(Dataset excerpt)
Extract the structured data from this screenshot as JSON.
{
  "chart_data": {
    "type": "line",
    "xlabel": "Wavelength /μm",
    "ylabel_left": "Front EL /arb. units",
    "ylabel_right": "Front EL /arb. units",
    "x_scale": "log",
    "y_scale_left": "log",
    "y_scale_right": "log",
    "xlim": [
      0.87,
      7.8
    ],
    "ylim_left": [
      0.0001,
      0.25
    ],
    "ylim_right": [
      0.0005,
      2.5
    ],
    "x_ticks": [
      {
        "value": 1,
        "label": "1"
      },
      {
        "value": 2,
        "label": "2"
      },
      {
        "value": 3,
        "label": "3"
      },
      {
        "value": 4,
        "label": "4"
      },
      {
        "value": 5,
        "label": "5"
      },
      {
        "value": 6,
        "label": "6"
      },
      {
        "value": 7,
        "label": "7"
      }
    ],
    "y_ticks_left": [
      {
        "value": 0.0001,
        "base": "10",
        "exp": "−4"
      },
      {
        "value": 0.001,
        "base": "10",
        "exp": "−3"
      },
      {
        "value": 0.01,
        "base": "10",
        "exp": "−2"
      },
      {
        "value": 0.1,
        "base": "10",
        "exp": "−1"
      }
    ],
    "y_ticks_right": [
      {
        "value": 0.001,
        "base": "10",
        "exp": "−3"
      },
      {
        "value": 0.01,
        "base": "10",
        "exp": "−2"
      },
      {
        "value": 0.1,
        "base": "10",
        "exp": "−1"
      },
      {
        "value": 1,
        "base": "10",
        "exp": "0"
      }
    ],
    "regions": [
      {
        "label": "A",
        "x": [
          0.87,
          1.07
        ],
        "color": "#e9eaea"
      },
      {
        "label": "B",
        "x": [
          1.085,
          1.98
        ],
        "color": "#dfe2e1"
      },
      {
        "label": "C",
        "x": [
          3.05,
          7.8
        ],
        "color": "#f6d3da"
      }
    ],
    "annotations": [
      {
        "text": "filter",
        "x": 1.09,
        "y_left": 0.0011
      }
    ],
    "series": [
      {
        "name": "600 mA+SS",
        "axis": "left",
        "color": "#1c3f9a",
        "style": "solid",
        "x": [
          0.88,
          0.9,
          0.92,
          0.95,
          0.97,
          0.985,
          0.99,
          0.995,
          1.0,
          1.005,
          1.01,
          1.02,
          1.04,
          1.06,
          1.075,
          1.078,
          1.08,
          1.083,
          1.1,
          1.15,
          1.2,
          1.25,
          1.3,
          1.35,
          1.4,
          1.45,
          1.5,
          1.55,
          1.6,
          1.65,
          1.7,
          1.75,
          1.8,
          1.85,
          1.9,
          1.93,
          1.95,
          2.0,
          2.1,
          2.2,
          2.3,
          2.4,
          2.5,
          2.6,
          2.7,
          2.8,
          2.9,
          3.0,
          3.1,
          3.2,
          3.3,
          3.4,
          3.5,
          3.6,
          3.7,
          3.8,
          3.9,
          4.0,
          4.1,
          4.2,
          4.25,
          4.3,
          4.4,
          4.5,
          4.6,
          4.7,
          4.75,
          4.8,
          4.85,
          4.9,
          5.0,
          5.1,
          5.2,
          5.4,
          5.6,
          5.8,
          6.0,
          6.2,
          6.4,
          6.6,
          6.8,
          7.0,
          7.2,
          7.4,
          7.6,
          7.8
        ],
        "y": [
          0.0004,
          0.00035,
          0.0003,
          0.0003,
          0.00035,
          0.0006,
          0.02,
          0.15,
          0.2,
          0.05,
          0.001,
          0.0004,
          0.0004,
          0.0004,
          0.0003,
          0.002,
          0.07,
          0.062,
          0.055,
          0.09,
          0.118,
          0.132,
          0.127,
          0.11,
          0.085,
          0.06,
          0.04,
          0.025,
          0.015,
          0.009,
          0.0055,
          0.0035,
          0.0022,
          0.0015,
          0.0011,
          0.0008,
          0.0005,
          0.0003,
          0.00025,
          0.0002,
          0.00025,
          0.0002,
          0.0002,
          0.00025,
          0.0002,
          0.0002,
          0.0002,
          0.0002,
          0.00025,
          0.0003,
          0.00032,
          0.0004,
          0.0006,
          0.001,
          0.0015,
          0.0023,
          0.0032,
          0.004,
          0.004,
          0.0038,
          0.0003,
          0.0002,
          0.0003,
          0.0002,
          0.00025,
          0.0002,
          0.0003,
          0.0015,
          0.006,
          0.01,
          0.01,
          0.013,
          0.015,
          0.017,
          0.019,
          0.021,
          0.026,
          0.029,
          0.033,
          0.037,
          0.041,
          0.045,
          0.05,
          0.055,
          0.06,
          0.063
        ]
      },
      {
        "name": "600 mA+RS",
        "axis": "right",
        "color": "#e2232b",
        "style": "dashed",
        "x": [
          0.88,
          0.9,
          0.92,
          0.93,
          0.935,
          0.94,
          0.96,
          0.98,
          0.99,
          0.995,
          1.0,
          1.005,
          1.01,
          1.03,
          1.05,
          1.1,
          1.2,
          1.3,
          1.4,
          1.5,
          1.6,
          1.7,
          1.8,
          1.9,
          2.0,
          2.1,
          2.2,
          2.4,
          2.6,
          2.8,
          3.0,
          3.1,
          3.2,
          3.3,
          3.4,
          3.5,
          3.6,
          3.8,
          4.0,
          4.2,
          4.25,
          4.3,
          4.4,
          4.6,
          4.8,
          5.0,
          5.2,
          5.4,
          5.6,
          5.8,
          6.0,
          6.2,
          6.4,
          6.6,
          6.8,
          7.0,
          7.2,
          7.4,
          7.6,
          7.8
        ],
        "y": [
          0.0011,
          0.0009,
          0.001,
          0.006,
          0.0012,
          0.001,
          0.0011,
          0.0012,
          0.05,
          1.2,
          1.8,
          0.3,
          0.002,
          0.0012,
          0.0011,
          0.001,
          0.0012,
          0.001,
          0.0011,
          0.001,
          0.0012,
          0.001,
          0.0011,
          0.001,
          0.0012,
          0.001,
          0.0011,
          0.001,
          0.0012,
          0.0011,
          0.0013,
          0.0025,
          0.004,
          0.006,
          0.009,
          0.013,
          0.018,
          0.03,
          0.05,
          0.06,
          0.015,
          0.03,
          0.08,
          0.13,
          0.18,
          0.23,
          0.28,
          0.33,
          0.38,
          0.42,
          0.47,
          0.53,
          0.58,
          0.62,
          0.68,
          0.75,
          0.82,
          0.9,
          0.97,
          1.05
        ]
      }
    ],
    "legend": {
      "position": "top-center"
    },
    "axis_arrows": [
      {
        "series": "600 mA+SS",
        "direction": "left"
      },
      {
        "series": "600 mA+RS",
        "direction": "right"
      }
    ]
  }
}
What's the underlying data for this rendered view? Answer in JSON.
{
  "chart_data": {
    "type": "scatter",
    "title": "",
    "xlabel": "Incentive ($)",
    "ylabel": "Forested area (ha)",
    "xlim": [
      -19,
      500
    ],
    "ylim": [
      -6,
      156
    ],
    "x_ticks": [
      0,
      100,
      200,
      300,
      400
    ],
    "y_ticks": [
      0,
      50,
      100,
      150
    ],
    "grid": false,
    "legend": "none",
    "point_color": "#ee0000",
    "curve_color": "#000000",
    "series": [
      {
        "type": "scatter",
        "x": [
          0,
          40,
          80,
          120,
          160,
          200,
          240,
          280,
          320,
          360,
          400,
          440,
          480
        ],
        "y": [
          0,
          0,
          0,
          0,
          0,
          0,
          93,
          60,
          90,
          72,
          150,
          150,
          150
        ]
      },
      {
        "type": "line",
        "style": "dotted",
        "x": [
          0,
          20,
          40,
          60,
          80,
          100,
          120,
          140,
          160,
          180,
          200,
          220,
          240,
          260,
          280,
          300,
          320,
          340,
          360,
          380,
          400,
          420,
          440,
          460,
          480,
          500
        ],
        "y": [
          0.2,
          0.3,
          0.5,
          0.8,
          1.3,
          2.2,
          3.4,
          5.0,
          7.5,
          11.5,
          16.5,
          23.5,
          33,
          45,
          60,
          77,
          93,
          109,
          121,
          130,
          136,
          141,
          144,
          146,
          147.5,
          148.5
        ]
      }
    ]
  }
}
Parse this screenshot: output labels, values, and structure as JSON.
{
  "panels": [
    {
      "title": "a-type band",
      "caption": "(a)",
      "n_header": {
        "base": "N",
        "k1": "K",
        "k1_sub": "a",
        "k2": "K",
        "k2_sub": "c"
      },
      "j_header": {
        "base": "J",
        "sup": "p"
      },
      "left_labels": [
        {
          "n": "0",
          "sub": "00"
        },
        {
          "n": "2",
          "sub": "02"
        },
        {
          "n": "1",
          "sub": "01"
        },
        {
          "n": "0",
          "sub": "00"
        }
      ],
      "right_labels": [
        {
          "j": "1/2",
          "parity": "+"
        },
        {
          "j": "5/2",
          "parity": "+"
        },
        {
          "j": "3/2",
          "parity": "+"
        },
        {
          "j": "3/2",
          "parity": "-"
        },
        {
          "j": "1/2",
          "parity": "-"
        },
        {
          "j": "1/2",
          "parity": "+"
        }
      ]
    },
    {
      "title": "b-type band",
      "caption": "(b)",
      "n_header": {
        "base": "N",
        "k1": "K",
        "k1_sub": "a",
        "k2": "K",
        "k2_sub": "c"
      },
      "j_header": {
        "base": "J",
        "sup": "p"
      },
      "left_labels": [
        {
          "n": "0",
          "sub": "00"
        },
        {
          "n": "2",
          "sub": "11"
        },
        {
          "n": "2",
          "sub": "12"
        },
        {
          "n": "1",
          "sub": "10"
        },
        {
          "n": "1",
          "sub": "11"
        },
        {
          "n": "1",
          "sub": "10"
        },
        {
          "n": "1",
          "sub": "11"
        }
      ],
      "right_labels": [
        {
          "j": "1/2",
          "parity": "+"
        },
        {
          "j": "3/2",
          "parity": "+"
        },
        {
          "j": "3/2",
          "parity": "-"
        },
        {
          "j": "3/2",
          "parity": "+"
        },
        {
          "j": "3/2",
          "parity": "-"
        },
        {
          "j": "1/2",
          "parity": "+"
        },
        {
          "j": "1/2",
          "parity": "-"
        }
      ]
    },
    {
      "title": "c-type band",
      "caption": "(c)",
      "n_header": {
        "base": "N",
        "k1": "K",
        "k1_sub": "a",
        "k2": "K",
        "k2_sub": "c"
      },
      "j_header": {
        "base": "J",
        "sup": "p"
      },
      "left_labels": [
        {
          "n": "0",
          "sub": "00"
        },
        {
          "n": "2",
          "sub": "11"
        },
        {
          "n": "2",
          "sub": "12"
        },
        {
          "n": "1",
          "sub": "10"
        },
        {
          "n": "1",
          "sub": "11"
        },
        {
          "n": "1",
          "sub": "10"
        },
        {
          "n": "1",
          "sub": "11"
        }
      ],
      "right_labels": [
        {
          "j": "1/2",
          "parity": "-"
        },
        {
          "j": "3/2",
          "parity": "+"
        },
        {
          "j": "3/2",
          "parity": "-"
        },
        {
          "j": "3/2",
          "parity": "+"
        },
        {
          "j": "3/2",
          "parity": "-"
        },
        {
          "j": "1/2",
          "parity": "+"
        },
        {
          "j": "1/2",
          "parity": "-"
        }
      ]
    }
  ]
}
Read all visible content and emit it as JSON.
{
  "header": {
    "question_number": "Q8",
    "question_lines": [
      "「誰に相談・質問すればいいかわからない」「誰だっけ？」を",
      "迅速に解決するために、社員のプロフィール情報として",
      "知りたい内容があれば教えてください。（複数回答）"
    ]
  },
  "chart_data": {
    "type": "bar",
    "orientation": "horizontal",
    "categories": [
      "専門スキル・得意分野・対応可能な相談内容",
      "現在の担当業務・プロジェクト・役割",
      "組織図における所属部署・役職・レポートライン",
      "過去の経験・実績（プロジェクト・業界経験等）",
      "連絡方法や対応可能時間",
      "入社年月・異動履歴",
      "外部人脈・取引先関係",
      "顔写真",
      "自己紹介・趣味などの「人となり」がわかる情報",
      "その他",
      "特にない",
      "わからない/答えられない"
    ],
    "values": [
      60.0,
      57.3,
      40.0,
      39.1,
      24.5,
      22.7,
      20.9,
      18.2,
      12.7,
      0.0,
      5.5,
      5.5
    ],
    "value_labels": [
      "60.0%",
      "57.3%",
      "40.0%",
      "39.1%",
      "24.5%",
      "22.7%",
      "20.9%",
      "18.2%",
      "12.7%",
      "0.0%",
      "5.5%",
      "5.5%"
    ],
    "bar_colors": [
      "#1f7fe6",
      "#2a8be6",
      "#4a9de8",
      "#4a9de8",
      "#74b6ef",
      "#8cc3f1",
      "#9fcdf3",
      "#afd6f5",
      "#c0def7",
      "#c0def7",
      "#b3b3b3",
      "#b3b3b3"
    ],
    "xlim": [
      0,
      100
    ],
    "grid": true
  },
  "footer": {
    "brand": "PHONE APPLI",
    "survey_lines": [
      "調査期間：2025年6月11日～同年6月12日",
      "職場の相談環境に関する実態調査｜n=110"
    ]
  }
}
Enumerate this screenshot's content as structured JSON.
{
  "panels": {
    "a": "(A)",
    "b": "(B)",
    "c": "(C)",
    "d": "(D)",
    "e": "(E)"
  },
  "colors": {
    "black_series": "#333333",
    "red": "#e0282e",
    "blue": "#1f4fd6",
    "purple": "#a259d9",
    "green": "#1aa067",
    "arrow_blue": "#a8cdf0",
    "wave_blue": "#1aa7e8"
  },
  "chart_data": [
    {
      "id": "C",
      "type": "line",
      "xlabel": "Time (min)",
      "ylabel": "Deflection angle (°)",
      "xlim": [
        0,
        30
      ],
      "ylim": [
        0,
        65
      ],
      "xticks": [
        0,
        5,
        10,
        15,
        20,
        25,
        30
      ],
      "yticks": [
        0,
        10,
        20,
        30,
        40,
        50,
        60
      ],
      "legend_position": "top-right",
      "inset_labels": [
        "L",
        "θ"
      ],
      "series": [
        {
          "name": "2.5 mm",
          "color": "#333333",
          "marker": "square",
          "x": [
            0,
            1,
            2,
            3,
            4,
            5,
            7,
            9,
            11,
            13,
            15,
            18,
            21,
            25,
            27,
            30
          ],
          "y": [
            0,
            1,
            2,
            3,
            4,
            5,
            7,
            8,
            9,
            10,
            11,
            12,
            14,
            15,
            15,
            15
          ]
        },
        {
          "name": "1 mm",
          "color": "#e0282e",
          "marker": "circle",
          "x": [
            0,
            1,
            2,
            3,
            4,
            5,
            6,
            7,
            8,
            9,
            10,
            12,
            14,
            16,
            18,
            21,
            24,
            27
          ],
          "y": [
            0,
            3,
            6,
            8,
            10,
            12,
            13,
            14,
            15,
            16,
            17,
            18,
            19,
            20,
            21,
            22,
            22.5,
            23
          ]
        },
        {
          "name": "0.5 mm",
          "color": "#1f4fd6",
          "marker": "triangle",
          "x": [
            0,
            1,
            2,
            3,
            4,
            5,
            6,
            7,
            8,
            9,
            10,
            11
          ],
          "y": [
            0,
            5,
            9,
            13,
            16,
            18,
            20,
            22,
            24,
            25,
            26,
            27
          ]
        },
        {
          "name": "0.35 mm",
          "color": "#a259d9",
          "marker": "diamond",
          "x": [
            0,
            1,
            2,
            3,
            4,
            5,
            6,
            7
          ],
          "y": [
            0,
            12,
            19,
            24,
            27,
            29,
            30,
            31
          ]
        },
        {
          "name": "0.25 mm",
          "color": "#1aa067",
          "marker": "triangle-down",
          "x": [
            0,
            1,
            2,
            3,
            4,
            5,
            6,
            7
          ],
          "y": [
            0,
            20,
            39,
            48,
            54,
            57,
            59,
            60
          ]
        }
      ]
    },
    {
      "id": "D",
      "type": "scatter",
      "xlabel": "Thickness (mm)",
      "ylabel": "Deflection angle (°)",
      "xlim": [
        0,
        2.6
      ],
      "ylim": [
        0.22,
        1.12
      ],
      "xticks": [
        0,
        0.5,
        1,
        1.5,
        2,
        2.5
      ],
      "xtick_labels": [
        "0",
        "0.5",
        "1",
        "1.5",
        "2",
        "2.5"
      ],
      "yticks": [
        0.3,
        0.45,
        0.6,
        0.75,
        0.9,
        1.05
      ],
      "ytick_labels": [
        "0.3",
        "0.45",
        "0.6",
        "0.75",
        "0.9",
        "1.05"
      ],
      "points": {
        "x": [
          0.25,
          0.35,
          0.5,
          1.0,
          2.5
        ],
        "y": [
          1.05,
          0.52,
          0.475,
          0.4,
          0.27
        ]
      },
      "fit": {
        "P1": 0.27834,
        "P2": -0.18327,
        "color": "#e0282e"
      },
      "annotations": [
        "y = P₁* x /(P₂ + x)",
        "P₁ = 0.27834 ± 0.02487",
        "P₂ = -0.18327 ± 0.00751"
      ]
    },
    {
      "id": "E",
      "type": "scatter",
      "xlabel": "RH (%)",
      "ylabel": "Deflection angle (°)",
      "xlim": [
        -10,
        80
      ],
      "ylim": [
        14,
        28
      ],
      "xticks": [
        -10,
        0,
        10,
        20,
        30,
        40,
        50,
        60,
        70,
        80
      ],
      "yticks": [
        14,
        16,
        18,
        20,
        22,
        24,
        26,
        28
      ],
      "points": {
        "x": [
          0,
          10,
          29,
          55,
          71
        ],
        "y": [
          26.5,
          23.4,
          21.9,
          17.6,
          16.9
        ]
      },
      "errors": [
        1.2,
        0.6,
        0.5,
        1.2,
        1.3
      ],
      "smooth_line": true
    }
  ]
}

■ Job
Show each line holding the word "band".

■ Reply
      "title": "a-type band",
      "title": "b-type band",
      "title": "c-type band",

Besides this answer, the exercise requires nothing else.